WRITTEN INSTRUCTION: Look through the records and report how many lines include the word "anche", with no other words.

-- begin --

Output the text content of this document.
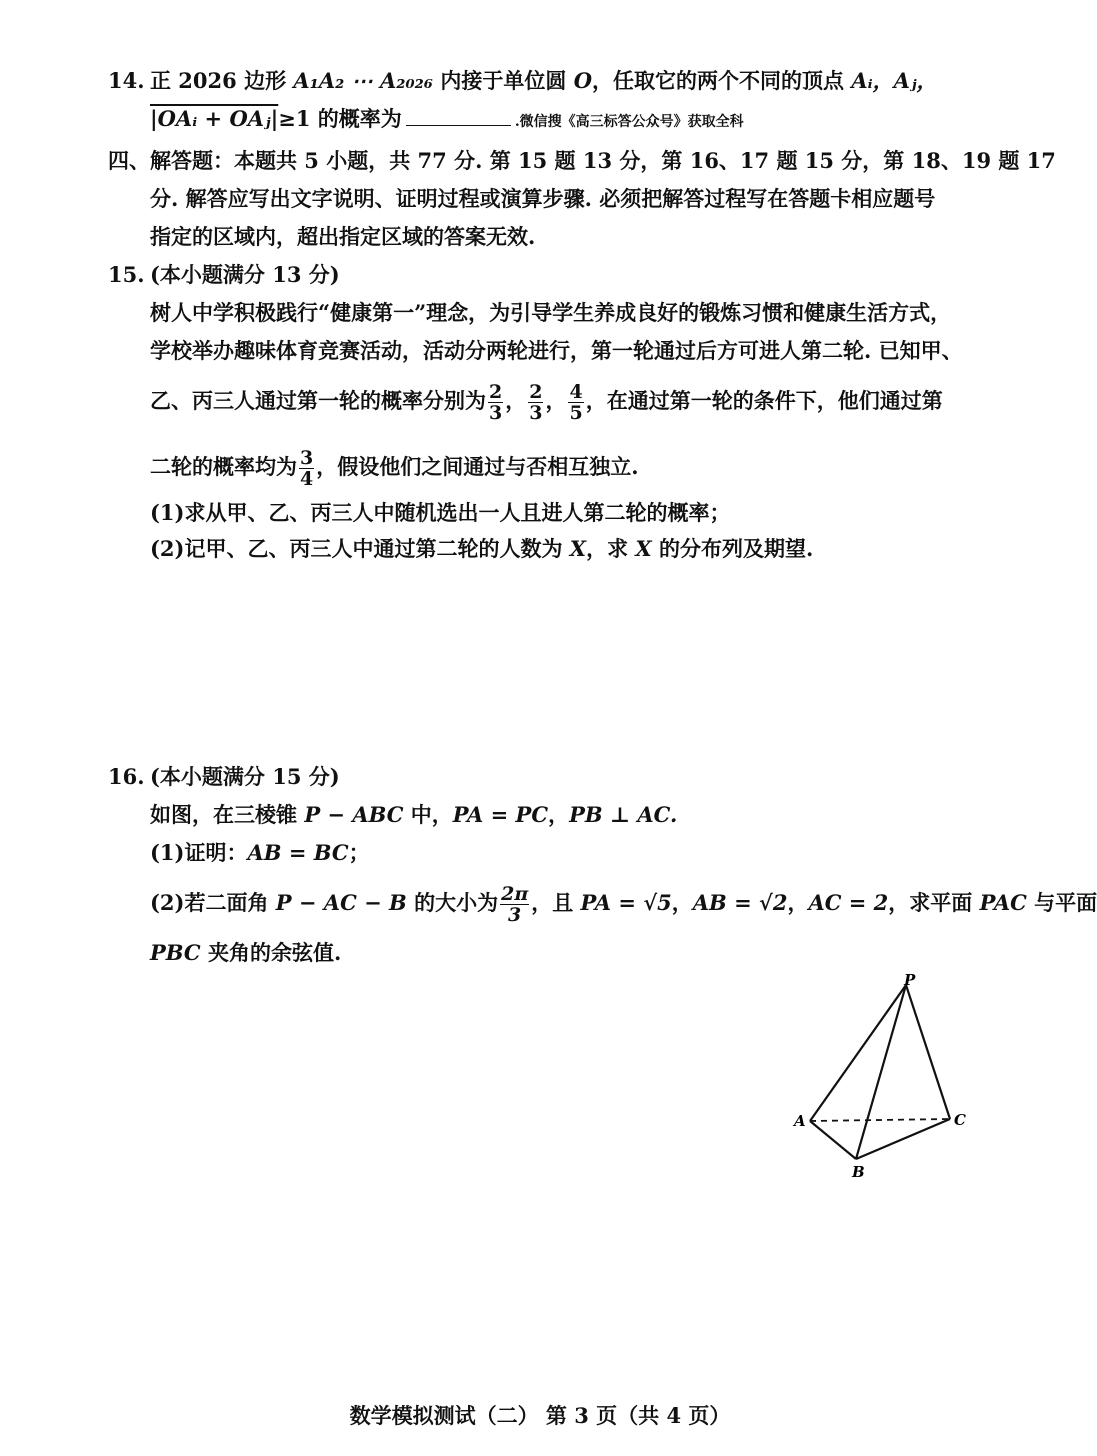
14. 正 2026 边形 A₁A₂ ⋯ A₂₀₂₆ 内接于单位圆 O，任取它的两个不同的顶点 Aᵢ，Aⱼ，
|OAᵢ + OAⱼ|≥1 的概率为	.微信搜《高三标答公众号》获取全科
四、解答题：本题共 5 小题，共 77 分. 第 15 题 13 分，第 16、17 题 15 分，第 18、19 题 17
分. 解答应写出文字说明、证明过程或演算步骤. 必须把解答过程写在答题卡相应题号
指定的区域内，超出指定区域的答案无效.
15. (本小题满分 13 分)
树人中学积极践行“健康第一”理念，为引导学生养成良好的锻炼习惯和健康生活方式，
学校举办趣味体育竞赛活动，活动分两轮进行，第一轮通过后方可进人第二轮. 已知甲、
乙、丙三人通过第一轮的概率分别为 $\frac{2}{3}$ ， $\frac{2}{3}$ ， $\frac{4}{5}$ ，在通过第一轮的条件下，他们通过第
二轮的概率均为 $\frac{3}{4}$ ，假设他们之间通过与否相互独立.
(1)求从甲、乙、丙三人中随机选出一人且进人第二轮的概率；
(2)记甲、乙、丙三人中通过第二轮的人数为 X，求 X 的分布列及期望.
16. (本小题满分 15 分)
如图，在三棱锥 P − ABC 中，PA = PC，PB ⊥ AC.
(1)证明：AB = BC；
(2)若二面角 P − AC − B 的大小为 $\frac{2\pi}{3}$ ，且 PA = √5，AB = √2，AC = 2，求平面 PAC 与平面
PBC 夹角的余弦值.
P
A
B
C
数学模拟测试（二） 第 3 页（共 4 页）
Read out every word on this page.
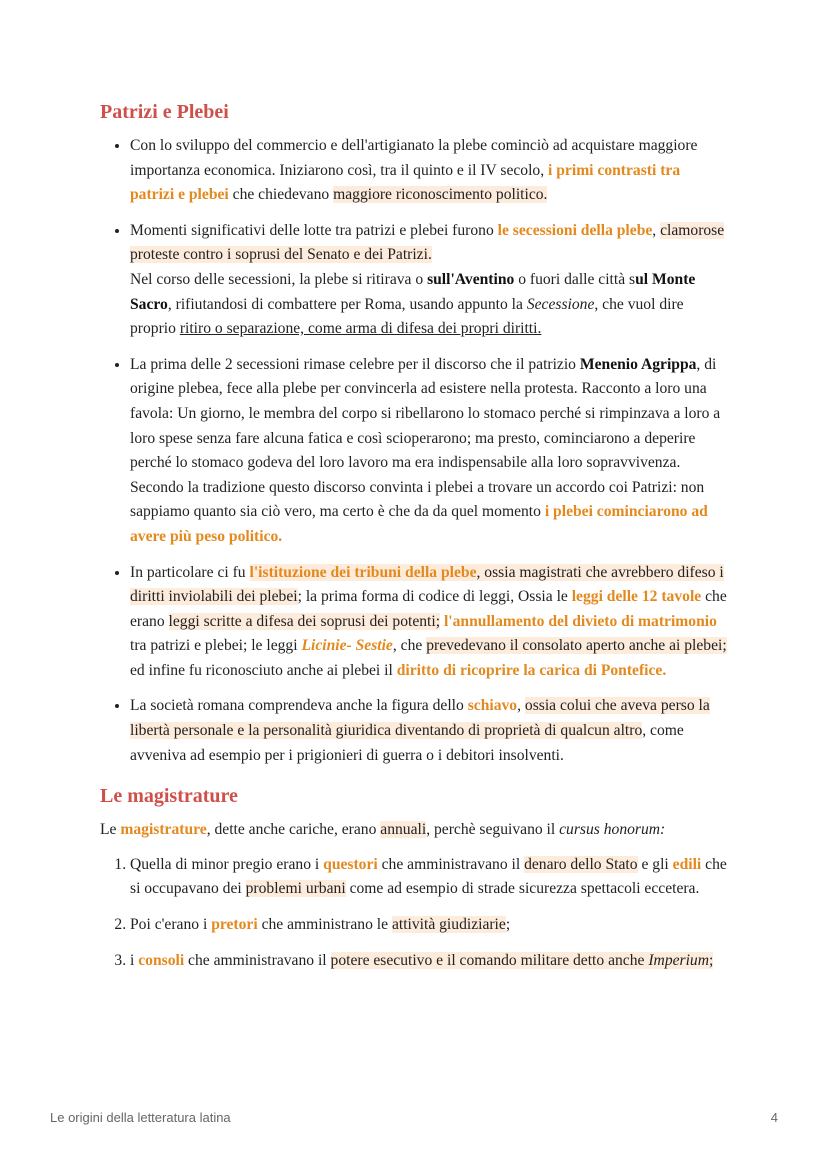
Patrizi e Plebei
• Con lo sviluppo del commercio e dell'artigianato la plebe cominciò ad acquistare maggiore importanza economica. Iniziarono così, tra il quinto e il IV secolo, i primi contrasti tra patrizi e plebei che chiedevano maggiore riconoscimento politico.
• Momenti significativi delle lotte tra patrizi e plebei furono le secessioni della plebe, clamorose proteste contro i soprusi del Senato e dei Patrizi.
Nel corso delle secessioni, la plebe si ritirava o sull'Aventino o fuori dalle città sul Monte Sacro, rifiutandosi di combattere per Roma, usando appunto la Secessione, che vuol dire proprio ritiro o separazione, come arma di difesa dei propri diritti.
• La prima delle 2 secessioni rimase celebre per il discorso che il patrizio Menenio Agrippa, di origine plebea, fece alla plebe per convincerla ad esistere nella protesta. Racconto a loro una favola: Un giorno, le membra del corpo si ribellarono lo stomaco perché si rimpinzava a loro a loro spese senza fare alcuna fatica e così scioperarono; ma presto, cominciarono a deperire perché lo stomaco godeva del loro lavoro ma era indispensabile alla loro sopravvivenza. Secondo la tradizione questo discorso convinta i plebei a trovare un accordo coi Patrizi: non sappiamo quanto sia ciò vero, ma certo è che da da quel momento i plebei cominciarono ad avere più peso politico.
• In particolare ci fu l'istituzione dei tribuni della plebe, ossia magistrati che avrebbero difeso i diritti inviolabili dei plebei; la prima forma di codice di leggi, Ossia le leggi delle 12 tavole che erano leggi scritte a difesa dei soprusi dei potenti; l'annullamento del divieto di matrimonio tra patrizi e plebei; le leggi Licinie- Sestie, che prevedevano il consolato aperto anche ai plebei; ed infine fu riconosciuto anche ai plebei il diritto di ricoprire la carica di Pontefice.
• La società romana comprendeva anche la figura dello schiavo, ossia colui che aveva perso la libertà personale e la personalità giuridica diventando di proprietà di qualcun altro, come avveniva ad esempio per i prigionieri di guerra o i debitori insolventi.
Le magistrature

Le magistrature, dette anche cariche, erano annuali, perchè seguivano il cursus honorum:

1. Quella di minor pregio erano i questori che amministravano il denaro dello Stato e gli edili che si occupavano dei problemi urbani come ad esempio di strade sicurezza spettacoli eccetera.
2. Poi c'erano i pretori che amministrano le attività giudiziarie;
3. i consoli che amministravano il potere esecutivo e il comando militare detto anche Imperium;
Le origini della letteratura latina	4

-- end --

COMPLETE ANSWER: 4